THE EXERCISE:
Return all of the lines below exactly as they are.

Dataset records:
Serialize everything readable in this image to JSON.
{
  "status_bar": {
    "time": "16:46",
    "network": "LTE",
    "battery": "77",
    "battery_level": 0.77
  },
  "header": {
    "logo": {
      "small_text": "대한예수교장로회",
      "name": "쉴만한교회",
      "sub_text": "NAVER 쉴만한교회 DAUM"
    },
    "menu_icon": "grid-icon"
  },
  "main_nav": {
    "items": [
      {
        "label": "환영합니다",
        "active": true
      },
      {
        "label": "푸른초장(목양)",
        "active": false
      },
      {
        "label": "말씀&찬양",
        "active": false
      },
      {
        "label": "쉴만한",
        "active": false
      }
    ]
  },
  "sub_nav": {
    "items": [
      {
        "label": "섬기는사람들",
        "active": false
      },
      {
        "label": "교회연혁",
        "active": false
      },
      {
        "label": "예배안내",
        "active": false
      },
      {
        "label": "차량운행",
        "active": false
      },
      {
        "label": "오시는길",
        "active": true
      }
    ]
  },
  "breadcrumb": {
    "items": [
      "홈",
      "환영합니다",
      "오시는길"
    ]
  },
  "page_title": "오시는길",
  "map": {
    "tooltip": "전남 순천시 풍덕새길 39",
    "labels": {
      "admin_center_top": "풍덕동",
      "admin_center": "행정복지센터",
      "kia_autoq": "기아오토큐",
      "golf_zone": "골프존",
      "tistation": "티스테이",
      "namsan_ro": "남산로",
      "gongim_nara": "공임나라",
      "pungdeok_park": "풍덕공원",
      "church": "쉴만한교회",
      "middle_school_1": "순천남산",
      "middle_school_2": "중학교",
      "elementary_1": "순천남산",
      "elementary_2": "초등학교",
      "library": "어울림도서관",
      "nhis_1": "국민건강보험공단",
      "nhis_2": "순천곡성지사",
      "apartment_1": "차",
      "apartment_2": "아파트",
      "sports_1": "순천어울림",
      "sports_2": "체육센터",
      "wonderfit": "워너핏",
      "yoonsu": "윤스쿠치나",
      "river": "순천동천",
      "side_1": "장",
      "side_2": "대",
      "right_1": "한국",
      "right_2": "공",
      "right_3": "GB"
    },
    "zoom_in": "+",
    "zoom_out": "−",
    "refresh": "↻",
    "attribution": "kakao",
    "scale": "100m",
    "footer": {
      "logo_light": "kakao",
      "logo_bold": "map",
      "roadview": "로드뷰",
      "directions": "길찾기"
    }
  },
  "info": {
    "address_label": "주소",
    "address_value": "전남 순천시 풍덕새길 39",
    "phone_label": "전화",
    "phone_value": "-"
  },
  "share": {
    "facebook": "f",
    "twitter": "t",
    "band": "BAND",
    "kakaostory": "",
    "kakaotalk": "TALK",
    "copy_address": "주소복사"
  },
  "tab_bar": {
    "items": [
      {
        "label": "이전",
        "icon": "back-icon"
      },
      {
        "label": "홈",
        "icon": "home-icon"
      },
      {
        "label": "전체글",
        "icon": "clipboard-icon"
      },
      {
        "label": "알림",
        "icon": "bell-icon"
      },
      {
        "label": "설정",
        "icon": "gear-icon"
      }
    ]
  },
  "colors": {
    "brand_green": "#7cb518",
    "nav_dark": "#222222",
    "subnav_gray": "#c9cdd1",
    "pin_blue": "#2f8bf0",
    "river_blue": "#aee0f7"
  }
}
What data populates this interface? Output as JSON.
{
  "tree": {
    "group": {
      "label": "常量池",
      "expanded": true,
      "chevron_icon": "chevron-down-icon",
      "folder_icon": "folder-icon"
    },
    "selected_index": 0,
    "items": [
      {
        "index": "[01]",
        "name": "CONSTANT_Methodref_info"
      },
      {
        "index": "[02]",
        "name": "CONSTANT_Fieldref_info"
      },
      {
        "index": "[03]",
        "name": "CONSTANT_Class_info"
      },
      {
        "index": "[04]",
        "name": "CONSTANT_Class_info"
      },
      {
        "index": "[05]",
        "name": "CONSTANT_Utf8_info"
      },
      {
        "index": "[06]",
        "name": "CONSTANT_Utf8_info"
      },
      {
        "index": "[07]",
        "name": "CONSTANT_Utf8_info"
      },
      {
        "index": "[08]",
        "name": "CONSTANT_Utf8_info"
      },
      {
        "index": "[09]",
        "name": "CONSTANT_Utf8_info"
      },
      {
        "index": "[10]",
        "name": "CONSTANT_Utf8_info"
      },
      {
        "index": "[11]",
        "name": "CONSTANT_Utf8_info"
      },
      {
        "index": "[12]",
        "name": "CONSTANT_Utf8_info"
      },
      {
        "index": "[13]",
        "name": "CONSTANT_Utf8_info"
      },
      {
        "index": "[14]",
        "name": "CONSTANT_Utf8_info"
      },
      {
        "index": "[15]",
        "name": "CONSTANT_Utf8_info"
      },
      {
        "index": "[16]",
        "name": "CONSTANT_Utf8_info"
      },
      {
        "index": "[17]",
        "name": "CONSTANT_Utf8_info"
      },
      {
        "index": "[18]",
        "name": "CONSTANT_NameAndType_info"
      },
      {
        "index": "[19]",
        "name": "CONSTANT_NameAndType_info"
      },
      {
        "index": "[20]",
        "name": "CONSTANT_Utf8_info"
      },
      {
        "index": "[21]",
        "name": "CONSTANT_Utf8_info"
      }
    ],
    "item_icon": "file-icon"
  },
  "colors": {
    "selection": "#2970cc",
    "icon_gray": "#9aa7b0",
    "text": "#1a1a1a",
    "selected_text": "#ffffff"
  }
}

PROBLEM SOLUTION:
Serialize everything readable in this image to JSON.
{
  "status_bar": {
    "time": "16:46",
    "network": "LTE",
    "battery": "77",
    "battery_level": 0.77
  },
  "header": {
    "logo": {
      "small_text": "대한예수교장로회",
      "name": "쉴만한교회",
      "sub_text": "NAVER 쉴만한교회 DAUM"
    },
    "menu_icon": "grid-icon"
  },
  "main_nav": {
    "items": [
      {
        "label": "환영합니다",
        "active": true
      },
      {
        "label": "푸른초장(목양)",
        "active": false
      },
      {
        "label": "말씀&찬양",
        "active": false
      },
      {
        "label": "쉴만한",
        "active": false
      }
    ]
  },
  "sub_nav": {
    "items": [
      {
        "label": "섬기는사람들",
        "active": false
      },
      {
        "label": "교회연혁",
        "active": false
      },
      {
        "label": "예배안내",
        "active": false
      },
      {
        "label": "차량운행",
        "active": false
      },
      {
        "label": "오시는길",
        "active": true
      }
    ]
  },
  "breadcrumb": {
    "items": [
      "홈",
      "환영합니다",
      "오시는길"
    ]
  },
  "page_title": "오시는길",
  "map": {
    "tooltip": "전남 순천시 풍덕새길 39",
    "labels": {
      "admin_center_top": "풍덕동",
      "admin_center": "행정복지센터",
      "kia_autoq": "기아오토큐",
      "golf_zone": "골프존",
      "tistation": "티스테이",
      "namsan_ro": "남산로",
      "gongim_nara": "공임나라",
      "pungdeok_park": "풍덕공원",
      "church": "쉴만한교회",
      "middle_school_1": "순천남산",
      "middle_school_2": "중학교",
      "elementary_1": "순천남산",
      "elementary_2": "초등학교",
      "library": "어울림도서관",
      "nhis_1": "국민건강보험공단",
      "nhis_2": "순천곡성지사",
      "apartment_1": "차",
      "apartment_2": "아파트",
      "sports_1": "순천어울림",
      "sports_2": "체육센터",
      "wonderfit": "워너핏",
      "yoonsu": "윤스쿠치나",
      "river": "순천동천",
      "side_1": "장",
      "side_2": "대",
      "right_1": "한국",
      "right_2": "공",
      "right_3": "GB"
    },
    "zoom_in": "+",
    "zoom_out": "−",
    "refresh": "↻",
    "attribution": "kakao",
    "scale": "100m",
    "footer": {
      "logo_light": "kakao",
      "logo_bold": "map",
      "roadview": "로드뷰",
      "directions": "길찾기"
    }
  },
  "info": {
    "address_label": "주소",
    "address_value": "전남 순천시 풍덕새길 39",
    "phone_label": "전화",
    "phone_value": "-"
  },
  "share": {
    "facebook": "f",
    "twitter": "t",
    "band": "BAND",
    "kakaostory": "",
    "kakaotalk": "TALK",
    "copy_address": "주소복사"
  },
  "tab_bar": {
    "items": [
      {
        "label": "이전",
        "icon": "back-icon"
      },
      {
        "label": "홈",
        "icon": "home-icon"
      },
      {
        "label": "전체글",
        "icon": "clipboard-icon"
      },
      {
        "label": "알림",
        "icon": "bell-icon"
      },
      {
        "label": "설정",
        "icon": "gear-icon"
      }
    ]
  },
  "colors": {
    "brand_green": "#7cb518",
    "nav_dark": "#222222",
    "subnav_gray": "#c9cdd1",
    "pin_blue": "#2f8bf0",
    "river_blue": "#aee0f7"
  }
}
What data populates this interface? Output as JSON.
{
  "tree": {
    "group": {
      "label": "常量池",
      "expanded": true,
      "chevron_icon": "chevron-down-icon",
      "folder_icon": "folder-icon"
    },
    "selected_index": 0,
    "items": [
      {
        "index": "[01]",
        "name": "CONSTANT_Methodref_info"
      },
      {
        "index": "[02]",
        "name": "CONSTANT_Fieldref_info"
      },
      {
        "index": "[03]",
        "name": "CONSTANT_Class_info"
      },
      {
        "index": "[04]",
        "name": "CONSTANT_Class_info"
      },
      {
        "index": "[05]",
        "name": "CONSTANT_Utf8_info"
      },
      {
        "index": "[06]",
        "name": "CONSTANT_Utf8_info"
      },
      {
        "index": "[07]",
        "name": "CONSTANT_Utf8_info"
      },
      {
        "index": "[08]",
        "name": "CONSTANT_Utf8_info"
      },
      {
        "index": "[09]",
        "name": "CONSTANT_Utf8_info"
      },
      {
        "index": "[10]",
        "name": "CONSTANT_Utf8_info"
      },
      {
        "index": "[11]",
        "name": "CONSTANT_Utf8_info"
      },
      {
        "index": "[12]",
        "name": "CONSTANT_Utf8_info"
      },
      {
        "index": "[13]",
        "name": "CONSTANT_Utf8_info"
      },
      {
        "index": "[14]",
        "name": "CONSTANT_Utf8_info"
      },
      {
        "index": "[15]",
        "name": "CONSTANT_Utf8_info"
      },
      {
        "index": "[16]",
        "name": "CONSTANT_Utf8_info"
      },
      {
        "index": "[17]",
        "name": "CONSTANT_Utf8_info"
      },
      {
        "index": "[18]",
        "name": "CONSTANT_NameAndType_info"
      },
      {
        "index": "[19]",
        "name": "CONSTANT_NameAndType_info"
      },
      {
        "index": "[20]",
        "name": "CONSTANT_Utf8_info"
      },
      {
        "index": "[21]",
        "name": "CONSTANT_Utf8_info"
      }
    ],
    "item_icon": "file-icon"
  },
  "colors": {
    "selection": "#2970cc",
    "icon_gray": "#9aa7b0",
    "text": "#1a1a1a",
    "selected_text": "#ffffff"
  }
}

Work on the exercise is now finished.